PASSAGE –
──────────────────────────────
Self-compassion is also of special interest for clinicians because it would be amenable to therapeutic interventions. Psychological treatment in general (Mennin et al., 2013) and compassion-based interventions in specific (Ferrari et al., 2019) would foster compassionate self-responding which in turn would result in a decrease of psychopathology (see Table 1, Design E). In addition, treatment and intervention may also abolish uncompassionate self-responding and in this way result in a subsequent decline of psychopathology. Few studies have systematically evaluated the separate effects of interventions on CS and UCS and subsequent treatment outcome. One exception is a study by Eriksson et al. (2018) who examined the effects of a 6-week internet-based mindful self-compassion program in practicing psychologists (N = 101) who suffered from stress and burnout complaints. The participants were assigned to an intervention or a waiting list control condition, and before and after the treatment program, the SCS and measures of stress and burnout symptomatology were administered. The mindful self-compassion program was effective: statistically significant changes were noted for all measures: self-compassion as indexed by the SCS total score significantly increased while symptom scores significantly decreased in the intervention group, while no such changes could be noted in the waiting list condition. Further analyses revealed that the effect size of the change in CS was large, whereas that of the change in UCS was only moderate, which indicates that the treatment program was more effective in promoting compassionate self-responding than in reducing uncompassionate self-responding. Interestingly, however, when looking at the effects on treatment outcome (pre- to post-changes in stress and burnout symptoms), it appeared that changes in UCS were a better predictor than changes in CS. This suggests that interventions also need to focus on specifically reducing UCS as this may be crucial to the reduction of psychopathology and stress. A similar conclusion was reached by Wadsworth et al. (2018) in their study of 582 patients who were treated with intensive cognitive-behavior therapy or dialectical behavior therapy for their emotional problems. Here too, UCS was more substantially linked to treatment outcome, which made the authors conclude that “the negative aspects of self-compassion … may constitute an important target for treatment in acute settings” (p. 236).
──────────────────────────────
(Document layout analysis data)
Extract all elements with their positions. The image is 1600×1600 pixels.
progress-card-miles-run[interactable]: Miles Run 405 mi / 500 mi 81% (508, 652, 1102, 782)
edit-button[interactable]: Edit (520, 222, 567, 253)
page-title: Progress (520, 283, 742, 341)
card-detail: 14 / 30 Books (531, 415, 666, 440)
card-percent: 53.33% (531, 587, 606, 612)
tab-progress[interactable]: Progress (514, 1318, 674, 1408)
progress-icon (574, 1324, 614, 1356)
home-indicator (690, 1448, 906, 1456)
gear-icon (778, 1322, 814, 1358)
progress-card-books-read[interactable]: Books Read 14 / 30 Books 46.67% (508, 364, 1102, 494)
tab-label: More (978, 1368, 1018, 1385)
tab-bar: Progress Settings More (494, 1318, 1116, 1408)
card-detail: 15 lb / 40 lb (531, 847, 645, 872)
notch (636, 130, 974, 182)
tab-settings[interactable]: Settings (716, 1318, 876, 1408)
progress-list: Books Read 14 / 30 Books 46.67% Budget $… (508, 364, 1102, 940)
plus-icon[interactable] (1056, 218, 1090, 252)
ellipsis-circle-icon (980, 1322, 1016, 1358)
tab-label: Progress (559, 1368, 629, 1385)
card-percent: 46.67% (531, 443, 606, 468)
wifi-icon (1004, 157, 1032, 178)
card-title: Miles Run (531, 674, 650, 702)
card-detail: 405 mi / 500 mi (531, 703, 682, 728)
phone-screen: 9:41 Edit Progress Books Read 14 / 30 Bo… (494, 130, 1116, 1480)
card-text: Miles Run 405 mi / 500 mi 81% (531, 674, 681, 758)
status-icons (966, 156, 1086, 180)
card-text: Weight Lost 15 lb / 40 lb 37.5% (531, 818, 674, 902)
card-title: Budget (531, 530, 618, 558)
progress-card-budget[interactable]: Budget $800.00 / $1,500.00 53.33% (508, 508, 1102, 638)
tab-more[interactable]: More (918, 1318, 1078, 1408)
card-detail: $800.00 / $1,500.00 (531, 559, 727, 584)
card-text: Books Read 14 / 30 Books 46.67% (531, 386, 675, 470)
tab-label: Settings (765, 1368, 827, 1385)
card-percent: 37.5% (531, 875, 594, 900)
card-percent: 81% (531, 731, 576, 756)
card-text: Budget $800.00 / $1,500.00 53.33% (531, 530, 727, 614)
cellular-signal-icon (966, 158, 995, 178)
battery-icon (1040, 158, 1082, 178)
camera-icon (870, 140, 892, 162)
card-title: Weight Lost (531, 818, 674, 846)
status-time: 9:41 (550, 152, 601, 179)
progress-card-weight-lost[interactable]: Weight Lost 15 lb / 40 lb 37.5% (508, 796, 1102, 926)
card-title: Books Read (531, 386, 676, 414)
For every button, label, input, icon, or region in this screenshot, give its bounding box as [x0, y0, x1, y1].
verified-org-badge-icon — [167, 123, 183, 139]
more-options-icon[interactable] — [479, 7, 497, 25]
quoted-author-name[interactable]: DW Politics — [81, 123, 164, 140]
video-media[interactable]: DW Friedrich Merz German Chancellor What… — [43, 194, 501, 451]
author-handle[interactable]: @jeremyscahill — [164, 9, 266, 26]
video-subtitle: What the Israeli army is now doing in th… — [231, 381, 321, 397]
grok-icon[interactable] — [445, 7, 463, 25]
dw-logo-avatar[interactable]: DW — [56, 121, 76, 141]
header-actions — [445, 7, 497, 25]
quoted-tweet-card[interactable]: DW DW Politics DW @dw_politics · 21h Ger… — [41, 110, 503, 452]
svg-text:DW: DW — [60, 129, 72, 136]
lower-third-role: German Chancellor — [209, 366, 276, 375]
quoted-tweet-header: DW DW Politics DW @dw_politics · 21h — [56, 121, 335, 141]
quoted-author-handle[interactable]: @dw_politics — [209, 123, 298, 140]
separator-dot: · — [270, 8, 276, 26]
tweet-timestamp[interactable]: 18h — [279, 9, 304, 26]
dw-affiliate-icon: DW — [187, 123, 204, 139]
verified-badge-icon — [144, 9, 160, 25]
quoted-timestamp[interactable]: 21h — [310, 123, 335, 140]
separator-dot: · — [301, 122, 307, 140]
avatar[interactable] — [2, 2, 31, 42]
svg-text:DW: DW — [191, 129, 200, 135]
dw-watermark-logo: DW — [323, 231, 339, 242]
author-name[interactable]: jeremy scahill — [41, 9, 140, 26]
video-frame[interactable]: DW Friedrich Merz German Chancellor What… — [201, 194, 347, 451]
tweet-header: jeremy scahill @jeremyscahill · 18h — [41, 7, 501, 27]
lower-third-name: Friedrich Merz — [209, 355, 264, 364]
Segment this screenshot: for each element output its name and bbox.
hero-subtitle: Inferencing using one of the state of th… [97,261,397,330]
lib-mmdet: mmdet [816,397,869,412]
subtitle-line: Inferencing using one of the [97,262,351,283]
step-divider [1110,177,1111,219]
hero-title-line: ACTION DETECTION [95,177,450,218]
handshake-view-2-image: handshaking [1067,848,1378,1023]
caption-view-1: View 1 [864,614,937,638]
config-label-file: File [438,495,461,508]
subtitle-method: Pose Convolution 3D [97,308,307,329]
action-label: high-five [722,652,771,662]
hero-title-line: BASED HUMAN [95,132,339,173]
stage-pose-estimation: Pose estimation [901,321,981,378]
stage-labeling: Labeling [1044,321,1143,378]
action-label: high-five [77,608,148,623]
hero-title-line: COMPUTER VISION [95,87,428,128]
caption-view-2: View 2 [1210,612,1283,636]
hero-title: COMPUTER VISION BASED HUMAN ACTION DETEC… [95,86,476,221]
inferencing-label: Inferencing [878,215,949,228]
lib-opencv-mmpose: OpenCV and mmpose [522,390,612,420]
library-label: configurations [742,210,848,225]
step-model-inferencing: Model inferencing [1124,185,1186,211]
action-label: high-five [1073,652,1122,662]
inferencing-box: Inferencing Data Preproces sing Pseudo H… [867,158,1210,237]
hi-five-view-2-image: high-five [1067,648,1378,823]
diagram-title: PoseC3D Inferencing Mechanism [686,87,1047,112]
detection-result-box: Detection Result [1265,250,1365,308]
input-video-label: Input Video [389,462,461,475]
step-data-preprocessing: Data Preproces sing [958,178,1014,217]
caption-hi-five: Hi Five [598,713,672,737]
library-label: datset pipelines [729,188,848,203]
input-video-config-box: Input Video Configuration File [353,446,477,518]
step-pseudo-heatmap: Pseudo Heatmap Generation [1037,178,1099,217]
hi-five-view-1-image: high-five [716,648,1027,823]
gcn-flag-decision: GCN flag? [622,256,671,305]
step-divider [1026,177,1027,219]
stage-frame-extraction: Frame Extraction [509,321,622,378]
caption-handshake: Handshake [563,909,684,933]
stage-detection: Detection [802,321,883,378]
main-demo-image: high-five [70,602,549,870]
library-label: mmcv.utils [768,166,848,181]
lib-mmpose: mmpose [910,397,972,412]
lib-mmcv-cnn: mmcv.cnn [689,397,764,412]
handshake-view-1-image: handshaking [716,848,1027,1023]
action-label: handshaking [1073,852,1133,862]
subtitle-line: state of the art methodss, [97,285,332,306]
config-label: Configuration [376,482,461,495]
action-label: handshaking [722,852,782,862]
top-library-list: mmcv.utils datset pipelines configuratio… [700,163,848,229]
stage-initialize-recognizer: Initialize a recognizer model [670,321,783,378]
──────────────────────────────
WORK ITEM A –
In the passage on self-compassion, which kind of change better predicted the decrease in stress and burnout symptoms in the study by Eriksson et al. (2018)?
WORK ITEM B –
Carry on the passage about self-compassion and therapeutic interventions past its last sentence.
The rows play no part in the work here.

REPLY A –
Changes in uncompassionate self-responding (UCS) predicted it better than changes in compassionate self-responding (CS).

REPLY B –
With this reaction to Neff’s (2022) commentary, we have once again tried to explicate the shortcomings of using the SCS total score. As illustrated above, the employment of the total score will mask the true effects of self-compassion and hence muddy the waters of research on this potentially interesting protective variable (Neff, 2003a). However, Neff continues to be strongly attached to holding on to this total score. In her latest commentary, she even stated that “use of a total SCS score more comprehensively represents how taking a self-compassionate approach to suffering (i.e., increasing CS and reducing UCS) may affect outcomes such as life satisfaction, depression, and resilience” (p. 575). In our opinion, such blanket statements will not lead to a cumulative development of the research on self-compassion. Apart from the fact that empirical evidence consistently showed that separating UCS and CS can yield different results, focusing on and recommending researchers to only use the total score of the SCS is not in line with good psychometric practices. That is, such views lead to a lack of measurement transparency which is detrimental in examining the validity of a scale (Flake & Fried, 2020).
To conclude, we do not understand why Neff (2016a, 2016b, 2019, 2022) so tenaciously discards the notion of using the separate scores of CS and UCS in research as this would certainly give more insight in the distinct contributions of the protection and vulnerability components that are undeniably incorporated in her measure. Instead of defining our point of view as scientific nitpicking by some critical scholars who do not care for patients and other people with serious problems, she should embrace our idea rather than trying to promote her untenable ideas about the SCS total score and making false arguments about bipolar continuums and differential effects fallacies.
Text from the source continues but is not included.